▶ **Task objective**
Give every line from the entries that contains "епохи".

----- Material for this task

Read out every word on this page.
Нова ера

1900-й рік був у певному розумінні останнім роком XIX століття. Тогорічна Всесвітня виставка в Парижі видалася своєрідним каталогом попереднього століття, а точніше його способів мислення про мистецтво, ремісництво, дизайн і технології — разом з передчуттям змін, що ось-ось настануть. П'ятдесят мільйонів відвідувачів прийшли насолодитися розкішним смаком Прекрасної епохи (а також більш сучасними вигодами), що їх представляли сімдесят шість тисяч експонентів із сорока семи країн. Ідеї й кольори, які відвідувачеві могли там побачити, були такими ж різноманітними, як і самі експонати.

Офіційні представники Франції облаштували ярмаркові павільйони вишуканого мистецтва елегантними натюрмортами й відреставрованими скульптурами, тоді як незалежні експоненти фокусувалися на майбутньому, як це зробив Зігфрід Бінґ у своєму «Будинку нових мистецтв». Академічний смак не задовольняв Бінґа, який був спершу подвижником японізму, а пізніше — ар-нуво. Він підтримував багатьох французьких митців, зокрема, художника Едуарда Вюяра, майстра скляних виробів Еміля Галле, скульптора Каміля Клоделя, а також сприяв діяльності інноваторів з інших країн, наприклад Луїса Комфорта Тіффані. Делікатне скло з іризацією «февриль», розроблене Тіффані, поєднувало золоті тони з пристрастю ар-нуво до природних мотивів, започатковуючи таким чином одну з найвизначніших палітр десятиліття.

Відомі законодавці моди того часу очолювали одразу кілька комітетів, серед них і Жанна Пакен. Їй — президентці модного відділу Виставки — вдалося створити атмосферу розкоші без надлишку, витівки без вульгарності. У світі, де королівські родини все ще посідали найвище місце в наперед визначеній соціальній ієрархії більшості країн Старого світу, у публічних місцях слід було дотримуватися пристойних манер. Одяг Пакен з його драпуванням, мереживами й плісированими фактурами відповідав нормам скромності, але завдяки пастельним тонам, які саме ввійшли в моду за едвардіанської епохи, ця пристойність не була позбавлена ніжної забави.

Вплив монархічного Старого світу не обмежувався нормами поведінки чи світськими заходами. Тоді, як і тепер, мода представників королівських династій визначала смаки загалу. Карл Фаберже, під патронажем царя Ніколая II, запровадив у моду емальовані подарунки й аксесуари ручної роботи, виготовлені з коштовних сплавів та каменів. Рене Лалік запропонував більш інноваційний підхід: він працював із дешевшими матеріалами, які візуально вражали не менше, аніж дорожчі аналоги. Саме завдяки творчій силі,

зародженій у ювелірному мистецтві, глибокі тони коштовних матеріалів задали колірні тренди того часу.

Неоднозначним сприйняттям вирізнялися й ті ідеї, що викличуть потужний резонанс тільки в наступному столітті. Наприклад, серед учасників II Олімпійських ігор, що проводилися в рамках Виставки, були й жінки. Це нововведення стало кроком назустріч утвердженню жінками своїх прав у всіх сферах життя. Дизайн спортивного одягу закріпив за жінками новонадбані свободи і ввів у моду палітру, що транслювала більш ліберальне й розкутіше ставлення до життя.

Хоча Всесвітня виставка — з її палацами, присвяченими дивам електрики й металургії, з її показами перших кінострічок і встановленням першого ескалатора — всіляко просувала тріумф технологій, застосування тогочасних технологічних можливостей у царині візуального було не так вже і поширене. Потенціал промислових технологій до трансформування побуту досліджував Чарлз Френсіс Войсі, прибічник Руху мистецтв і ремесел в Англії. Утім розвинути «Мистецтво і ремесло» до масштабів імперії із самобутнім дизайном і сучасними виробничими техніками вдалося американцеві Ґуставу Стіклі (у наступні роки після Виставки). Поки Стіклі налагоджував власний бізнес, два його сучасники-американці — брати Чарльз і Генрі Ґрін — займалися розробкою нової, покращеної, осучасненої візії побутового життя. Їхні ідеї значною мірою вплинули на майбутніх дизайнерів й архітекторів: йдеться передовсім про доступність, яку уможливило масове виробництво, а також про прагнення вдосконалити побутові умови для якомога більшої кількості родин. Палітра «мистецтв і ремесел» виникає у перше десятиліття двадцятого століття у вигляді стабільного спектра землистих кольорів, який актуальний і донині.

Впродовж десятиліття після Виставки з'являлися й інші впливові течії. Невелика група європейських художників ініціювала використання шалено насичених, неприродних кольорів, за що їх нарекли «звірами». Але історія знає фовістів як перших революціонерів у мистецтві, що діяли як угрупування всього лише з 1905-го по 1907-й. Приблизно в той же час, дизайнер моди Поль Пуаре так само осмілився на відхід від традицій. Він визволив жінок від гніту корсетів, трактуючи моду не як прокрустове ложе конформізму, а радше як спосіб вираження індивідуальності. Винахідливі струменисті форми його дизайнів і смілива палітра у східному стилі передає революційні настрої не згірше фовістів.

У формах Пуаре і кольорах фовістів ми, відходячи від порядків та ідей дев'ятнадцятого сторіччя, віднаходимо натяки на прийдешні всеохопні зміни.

----------

▶ **Written reply**
1900-й рік був у певному розумінні останнім роком XIX століття. Тогорічна Всесвітня виставка в Парижі видалася своєрідним каталогом попереднього століття, а точніше його способів мислення про мистецтво, ремісництво, дизайн і технології — разом з передчуттям змін, що ось-ось настануть. П'ятдесят мільйонів відвідувачів прийшли насолодитися розкішним смаком Прекрасної епохи (а також більш сучасними вигодами), що їх представляли сімдесят шість тисяч експонентів із сорока семи країн. Ідеї й кольори, які відвідувачеві могли там побачити, були такими ж різноманітними, як і самі експонати.
Відомі законодавці моди того часу очолювали одразу кілька комітетів, серед них і Жанна Пакен. Їй — президентці модного відділу Виставки — вдалося створити атмосферу розкоші без надлишку, витівки без вульгарності. У світі, де королівські родини все ще посідали найвище місце в наперед визначеній соціальній ієрархії більшості країн Старого світу, у публічних місцях слід було дотримуватися пристойних манер. Одяг Пакен з його драпуванням, мереживами й плісированими фактурами відповідав нормам скромності, але завдяки пастельним тонам, які саме ввійшли в моду за едвардіанської епохи, ця пристойність не була позбавлена ніжної забави.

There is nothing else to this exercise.